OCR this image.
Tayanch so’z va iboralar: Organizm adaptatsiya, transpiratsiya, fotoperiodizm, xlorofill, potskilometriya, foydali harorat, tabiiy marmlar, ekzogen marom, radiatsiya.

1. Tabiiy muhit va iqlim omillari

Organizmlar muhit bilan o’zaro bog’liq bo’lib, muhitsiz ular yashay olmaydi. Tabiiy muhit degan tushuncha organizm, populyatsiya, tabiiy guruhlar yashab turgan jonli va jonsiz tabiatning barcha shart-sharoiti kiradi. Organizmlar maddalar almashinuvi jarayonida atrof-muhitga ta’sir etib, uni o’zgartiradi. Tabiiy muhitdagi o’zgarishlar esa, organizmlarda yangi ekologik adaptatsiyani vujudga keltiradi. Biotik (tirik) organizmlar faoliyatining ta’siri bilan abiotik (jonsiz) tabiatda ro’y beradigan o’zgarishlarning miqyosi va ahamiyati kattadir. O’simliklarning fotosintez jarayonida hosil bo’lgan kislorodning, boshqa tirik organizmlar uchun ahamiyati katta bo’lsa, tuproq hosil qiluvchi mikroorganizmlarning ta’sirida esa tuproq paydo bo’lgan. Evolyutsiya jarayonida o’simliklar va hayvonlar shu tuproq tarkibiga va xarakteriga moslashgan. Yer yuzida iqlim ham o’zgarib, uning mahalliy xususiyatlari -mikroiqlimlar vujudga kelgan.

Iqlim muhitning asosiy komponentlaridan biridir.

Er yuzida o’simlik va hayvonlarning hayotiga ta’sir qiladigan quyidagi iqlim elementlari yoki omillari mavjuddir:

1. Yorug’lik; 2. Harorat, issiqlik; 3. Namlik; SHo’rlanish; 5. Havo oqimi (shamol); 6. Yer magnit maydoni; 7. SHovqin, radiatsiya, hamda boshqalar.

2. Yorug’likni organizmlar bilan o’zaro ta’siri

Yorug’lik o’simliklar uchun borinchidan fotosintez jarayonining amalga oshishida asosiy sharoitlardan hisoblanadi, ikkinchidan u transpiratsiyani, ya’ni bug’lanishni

---

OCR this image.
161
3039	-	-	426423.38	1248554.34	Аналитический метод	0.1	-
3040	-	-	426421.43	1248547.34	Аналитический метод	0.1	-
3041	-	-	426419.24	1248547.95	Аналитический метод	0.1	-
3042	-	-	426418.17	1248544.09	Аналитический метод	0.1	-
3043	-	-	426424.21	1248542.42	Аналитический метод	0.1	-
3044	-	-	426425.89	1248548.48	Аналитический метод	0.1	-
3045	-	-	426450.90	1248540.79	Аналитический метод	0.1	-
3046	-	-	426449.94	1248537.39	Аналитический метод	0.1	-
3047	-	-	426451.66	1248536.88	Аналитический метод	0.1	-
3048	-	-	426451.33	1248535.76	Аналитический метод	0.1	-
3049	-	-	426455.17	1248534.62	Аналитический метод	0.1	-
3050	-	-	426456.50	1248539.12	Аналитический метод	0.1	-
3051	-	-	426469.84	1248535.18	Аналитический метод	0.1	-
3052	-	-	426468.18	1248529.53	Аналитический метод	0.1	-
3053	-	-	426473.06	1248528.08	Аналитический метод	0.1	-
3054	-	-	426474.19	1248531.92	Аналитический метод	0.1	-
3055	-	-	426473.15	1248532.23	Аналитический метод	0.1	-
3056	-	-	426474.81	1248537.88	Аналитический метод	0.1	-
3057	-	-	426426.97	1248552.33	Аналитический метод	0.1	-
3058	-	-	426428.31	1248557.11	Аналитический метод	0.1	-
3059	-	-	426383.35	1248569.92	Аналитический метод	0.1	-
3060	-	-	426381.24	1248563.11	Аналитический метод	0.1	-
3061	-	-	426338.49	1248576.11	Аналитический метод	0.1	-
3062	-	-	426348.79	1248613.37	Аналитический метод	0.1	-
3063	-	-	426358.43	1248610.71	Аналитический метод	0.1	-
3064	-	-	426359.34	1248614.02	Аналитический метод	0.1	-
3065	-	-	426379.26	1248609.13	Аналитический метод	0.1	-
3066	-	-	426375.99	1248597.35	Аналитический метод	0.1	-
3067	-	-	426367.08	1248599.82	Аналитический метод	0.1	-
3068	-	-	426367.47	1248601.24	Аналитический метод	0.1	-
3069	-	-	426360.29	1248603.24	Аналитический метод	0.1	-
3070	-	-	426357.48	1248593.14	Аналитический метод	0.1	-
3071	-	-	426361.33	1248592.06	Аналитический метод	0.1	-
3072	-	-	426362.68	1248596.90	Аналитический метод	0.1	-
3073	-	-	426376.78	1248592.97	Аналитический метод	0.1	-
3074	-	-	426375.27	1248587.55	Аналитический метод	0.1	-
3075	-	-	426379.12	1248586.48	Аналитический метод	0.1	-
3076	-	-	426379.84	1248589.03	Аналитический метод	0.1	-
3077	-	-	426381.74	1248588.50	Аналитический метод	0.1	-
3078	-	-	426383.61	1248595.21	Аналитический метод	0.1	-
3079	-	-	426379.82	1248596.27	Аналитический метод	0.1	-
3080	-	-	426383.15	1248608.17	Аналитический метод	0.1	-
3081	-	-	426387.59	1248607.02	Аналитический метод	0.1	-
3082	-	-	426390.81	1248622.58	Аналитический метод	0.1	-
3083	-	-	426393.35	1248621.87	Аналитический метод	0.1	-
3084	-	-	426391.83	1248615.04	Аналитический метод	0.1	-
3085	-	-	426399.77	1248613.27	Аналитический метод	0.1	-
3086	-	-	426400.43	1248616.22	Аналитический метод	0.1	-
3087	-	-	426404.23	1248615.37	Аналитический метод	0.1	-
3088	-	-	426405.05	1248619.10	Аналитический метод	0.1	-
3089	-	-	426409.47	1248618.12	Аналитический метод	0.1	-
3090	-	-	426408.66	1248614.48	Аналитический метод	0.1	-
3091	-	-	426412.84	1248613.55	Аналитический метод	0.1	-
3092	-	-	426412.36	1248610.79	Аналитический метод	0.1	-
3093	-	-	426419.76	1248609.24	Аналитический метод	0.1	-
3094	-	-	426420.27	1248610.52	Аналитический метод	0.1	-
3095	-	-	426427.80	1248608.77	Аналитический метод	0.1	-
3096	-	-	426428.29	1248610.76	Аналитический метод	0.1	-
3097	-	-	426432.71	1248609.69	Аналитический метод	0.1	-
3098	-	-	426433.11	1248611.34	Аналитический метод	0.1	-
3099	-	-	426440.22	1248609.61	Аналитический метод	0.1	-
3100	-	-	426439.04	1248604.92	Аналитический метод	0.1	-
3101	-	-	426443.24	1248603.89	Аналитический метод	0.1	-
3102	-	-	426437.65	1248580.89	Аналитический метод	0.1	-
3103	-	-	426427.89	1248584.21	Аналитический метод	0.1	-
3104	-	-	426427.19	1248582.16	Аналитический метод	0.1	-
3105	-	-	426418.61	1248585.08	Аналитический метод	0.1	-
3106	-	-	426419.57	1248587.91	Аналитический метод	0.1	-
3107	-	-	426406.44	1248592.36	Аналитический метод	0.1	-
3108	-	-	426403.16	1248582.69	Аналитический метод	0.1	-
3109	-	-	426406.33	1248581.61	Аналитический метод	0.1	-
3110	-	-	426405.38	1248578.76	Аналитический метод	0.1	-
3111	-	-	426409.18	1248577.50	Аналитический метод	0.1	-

...

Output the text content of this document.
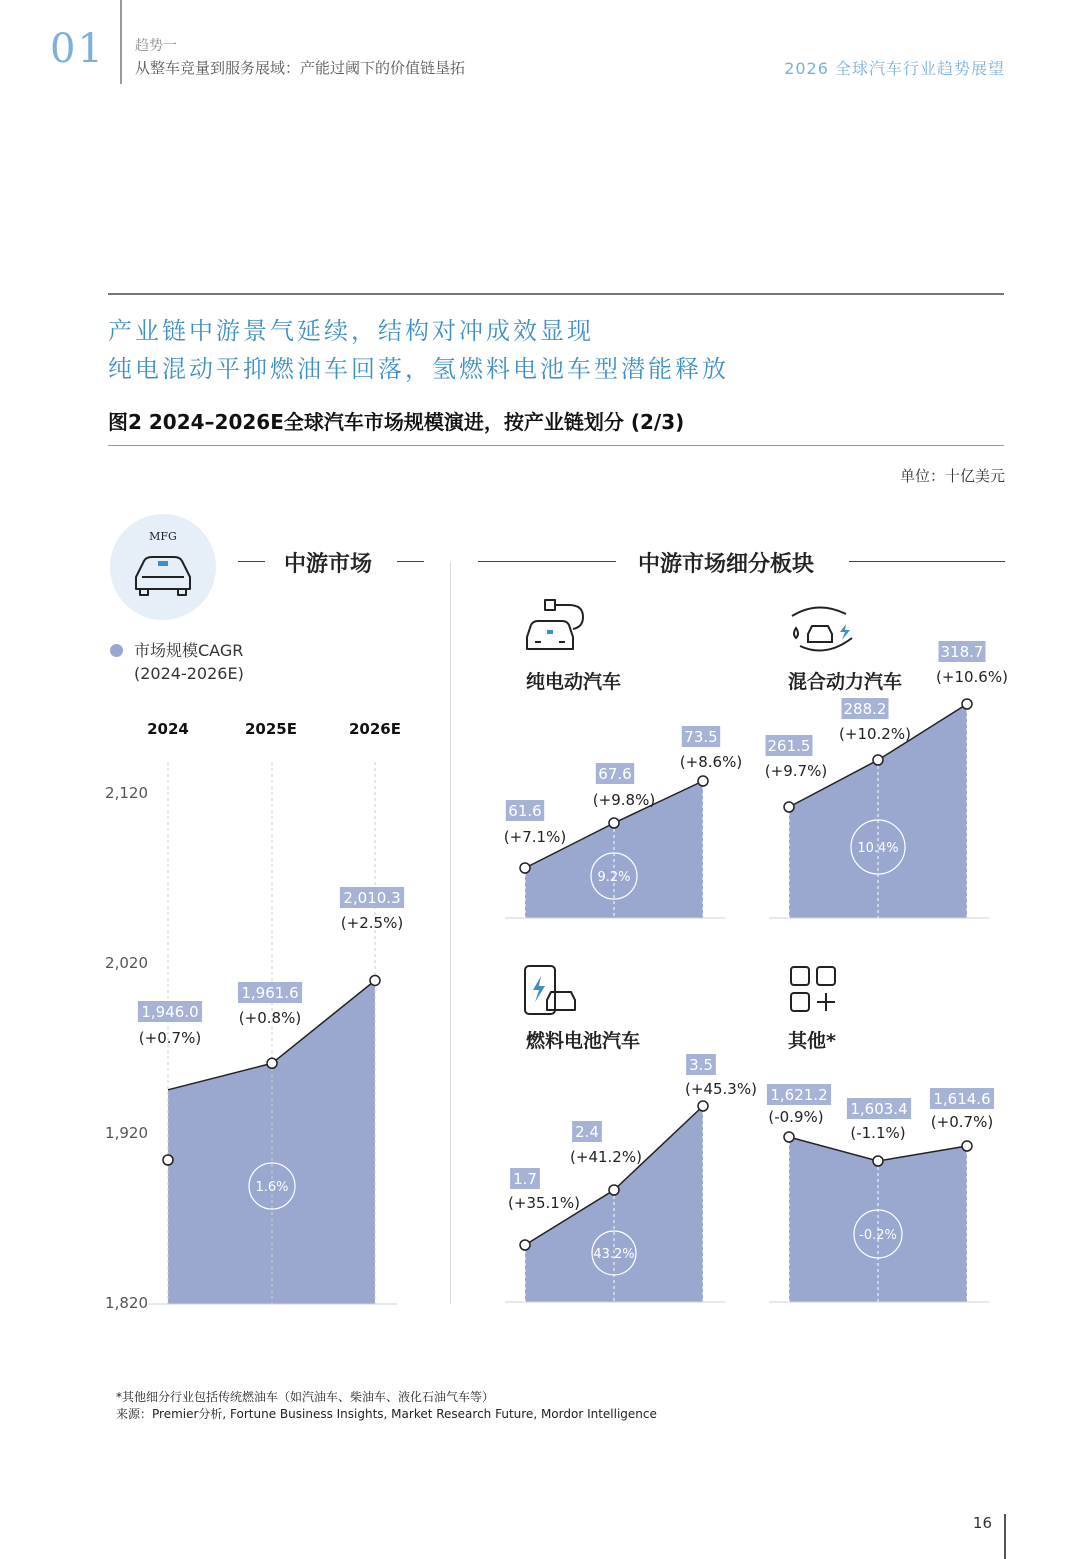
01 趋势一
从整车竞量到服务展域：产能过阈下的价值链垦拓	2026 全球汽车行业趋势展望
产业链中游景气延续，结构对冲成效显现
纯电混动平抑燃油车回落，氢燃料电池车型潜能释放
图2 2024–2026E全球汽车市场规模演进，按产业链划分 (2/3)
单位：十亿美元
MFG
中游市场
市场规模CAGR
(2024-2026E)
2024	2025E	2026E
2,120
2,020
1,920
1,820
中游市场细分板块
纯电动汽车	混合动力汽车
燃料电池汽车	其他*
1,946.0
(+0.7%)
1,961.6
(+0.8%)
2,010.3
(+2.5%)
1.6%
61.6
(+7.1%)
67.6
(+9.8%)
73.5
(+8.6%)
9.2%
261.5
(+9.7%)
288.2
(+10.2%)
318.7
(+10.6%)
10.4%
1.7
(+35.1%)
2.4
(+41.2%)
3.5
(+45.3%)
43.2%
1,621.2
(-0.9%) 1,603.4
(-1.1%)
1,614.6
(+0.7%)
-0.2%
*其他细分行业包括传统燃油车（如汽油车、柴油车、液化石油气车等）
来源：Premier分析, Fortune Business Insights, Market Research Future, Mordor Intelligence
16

Do this: Extract all lines that hold the word "simliklar".

Answer to the task:
Organizmlar muhit bilan o’zaro bog’liq bo’lib, muhitsiz ular yashay olmaydi. Tabiiy muhit degan tushuncha organizm, populyatsiya, tabiiy guruhlar yashab turgan jonli va jonsiz tabiatning barcha shart-sharoiti kiradi. Organizmlar maddalar almashinuvi jarayonida atrof-muhitga ta’sir etib, uni o’zgartiradi. Tabiiy muhitdagi o’zgarishlar esa, organizmlarda yangi ekologik adaptatsiyani vujudga keltiradi. Biotik (tirik) organizmlar faoliyatining ta’siri bilan abiotik (jonsiz) tabiatda ro’y beradigan o’zgarishlarning miqyosi va ahamiyati kattadir. O’simliklarning fotosintez jarayonida hosil bo’lgan kislorodning, boshqa tirik organizmlar uchun ahamiyati katta bo’lsa, tuproq hosil qiluvchi mikroorganizmlarning ta’sirida esa tuproq paydo bo’lgan. Evolyutsiya jarayonida o’simliklar va hayvonlar shu tuproq tarkibiga va xarakteriga moslashgan. Yer yuzida iqlim ham o’zgarib, uning mahalliy xususiyatlari -mikroiqlimlar vujudga kelgan.
Yorug’lik o’simliklar uchun borinchidan fotosintez jarayonining amalga oshishida asosiy sharoitlardan hisoblanadi, ikkinchidan u transpiratsiyani, ya’ni bug’lanishni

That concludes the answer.